:: GOAL ::
Provide only the number of lines in the data below that contain the word "Участок".

[BEGIN INFORMATION PROVIDED]

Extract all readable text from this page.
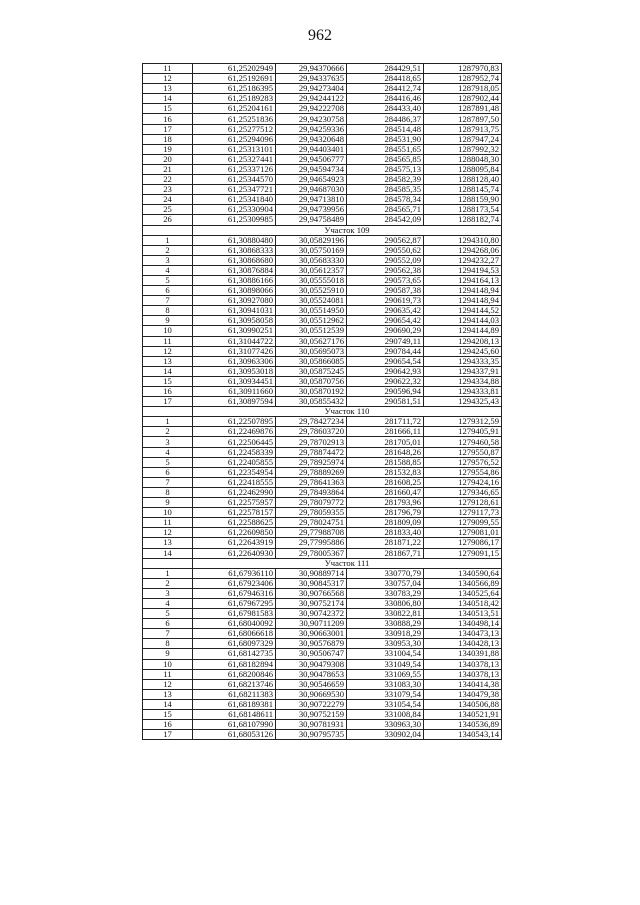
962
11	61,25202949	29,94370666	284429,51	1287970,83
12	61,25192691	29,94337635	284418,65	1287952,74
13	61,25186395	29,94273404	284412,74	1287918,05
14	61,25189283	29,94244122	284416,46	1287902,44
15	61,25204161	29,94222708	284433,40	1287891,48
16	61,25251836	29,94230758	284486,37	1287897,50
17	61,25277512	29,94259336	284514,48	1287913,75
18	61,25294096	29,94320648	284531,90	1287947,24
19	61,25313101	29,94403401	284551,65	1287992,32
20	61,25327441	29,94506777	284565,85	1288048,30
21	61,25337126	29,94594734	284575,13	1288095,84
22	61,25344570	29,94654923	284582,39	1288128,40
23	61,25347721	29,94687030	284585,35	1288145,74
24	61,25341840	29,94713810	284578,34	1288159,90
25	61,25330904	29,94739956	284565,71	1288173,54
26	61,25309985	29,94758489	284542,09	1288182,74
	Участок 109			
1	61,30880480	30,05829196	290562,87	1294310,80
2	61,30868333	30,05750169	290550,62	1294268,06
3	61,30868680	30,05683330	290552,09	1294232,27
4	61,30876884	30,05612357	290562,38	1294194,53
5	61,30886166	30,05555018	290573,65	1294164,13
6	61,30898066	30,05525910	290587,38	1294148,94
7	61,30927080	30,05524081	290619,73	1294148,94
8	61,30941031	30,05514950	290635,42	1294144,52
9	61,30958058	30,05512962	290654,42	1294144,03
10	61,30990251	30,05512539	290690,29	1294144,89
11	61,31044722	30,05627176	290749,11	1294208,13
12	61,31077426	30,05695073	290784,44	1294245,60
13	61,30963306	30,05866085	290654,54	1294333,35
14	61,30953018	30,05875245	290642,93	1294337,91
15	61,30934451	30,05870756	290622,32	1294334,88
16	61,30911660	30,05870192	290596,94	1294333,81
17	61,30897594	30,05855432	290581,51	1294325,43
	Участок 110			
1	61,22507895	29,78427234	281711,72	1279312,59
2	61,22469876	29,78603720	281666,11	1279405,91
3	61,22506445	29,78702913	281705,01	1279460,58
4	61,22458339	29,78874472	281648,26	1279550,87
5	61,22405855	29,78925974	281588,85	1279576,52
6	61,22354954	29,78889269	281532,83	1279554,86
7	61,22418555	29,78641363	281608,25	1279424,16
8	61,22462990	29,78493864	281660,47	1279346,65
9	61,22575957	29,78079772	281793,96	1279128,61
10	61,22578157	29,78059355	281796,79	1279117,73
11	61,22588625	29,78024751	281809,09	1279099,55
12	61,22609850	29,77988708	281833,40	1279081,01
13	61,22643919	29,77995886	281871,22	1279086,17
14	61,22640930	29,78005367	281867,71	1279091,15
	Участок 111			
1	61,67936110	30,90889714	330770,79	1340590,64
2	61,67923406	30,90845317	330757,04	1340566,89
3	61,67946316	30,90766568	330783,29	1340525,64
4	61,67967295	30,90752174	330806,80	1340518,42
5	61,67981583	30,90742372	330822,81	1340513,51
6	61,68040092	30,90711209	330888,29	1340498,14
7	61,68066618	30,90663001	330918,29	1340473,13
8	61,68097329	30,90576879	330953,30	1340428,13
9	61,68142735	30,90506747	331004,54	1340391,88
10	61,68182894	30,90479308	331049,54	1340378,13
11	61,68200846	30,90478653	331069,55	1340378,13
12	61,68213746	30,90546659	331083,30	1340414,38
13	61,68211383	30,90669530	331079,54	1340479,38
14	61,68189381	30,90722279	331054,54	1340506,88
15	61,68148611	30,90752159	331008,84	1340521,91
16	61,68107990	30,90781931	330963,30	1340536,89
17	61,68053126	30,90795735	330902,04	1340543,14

[END INFORMATION PROVIDED]

:: TASK RESULT ::
3